Work to be completed | Scan each line of the records for the word "Service" and extract the ones that have it.

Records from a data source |
-- START --

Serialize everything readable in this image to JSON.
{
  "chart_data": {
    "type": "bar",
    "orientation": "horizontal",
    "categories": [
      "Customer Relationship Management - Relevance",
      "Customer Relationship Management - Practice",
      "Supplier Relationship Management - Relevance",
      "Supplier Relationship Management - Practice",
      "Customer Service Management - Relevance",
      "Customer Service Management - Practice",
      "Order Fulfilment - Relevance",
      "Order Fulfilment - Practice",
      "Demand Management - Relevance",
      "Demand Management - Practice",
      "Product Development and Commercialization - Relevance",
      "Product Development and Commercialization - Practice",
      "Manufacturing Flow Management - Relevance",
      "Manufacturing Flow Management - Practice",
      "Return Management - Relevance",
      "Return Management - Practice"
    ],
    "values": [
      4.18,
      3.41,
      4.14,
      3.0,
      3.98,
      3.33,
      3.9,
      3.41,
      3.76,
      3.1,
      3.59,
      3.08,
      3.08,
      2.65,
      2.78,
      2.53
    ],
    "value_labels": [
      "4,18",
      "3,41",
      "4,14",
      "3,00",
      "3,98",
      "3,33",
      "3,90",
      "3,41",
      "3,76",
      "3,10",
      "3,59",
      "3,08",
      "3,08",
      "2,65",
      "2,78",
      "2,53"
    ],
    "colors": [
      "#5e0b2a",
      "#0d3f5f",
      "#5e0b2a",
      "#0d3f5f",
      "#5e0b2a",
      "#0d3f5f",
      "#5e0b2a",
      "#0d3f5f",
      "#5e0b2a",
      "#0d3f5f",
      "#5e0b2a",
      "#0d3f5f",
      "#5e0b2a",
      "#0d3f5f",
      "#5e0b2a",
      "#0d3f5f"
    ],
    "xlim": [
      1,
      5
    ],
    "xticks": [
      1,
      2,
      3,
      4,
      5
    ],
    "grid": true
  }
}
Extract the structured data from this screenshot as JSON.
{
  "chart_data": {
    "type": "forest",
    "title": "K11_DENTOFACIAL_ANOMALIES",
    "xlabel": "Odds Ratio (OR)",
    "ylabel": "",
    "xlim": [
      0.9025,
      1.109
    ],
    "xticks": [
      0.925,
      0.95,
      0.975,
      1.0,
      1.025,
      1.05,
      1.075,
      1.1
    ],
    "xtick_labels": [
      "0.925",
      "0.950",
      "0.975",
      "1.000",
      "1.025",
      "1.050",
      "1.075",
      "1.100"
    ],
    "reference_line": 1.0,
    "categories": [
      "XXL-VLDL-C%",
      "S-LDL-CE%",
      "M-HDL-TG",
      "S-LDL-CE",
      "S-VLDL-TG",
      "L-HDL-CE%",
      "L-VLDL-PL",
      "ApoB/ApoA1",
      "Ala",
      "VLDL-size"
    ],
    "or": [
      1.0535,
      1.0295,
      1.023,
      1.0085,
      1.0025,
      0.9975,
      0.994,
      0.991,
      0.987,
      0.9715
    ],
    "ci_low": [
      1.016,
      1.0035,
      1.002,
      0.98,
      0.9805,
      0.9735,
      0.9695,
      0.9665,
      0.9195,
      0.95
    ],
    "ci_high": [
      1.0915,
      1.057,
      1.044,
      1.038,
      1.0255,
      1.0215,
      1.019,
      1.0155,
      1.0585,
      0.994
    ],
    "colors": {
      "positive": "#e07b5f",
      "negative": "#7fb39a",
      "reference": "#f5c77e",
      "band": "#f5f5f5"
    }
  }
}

-- END --

Problem solution |
      "Customer Service Management - Relevance",
      "Customer Service Management - Practice",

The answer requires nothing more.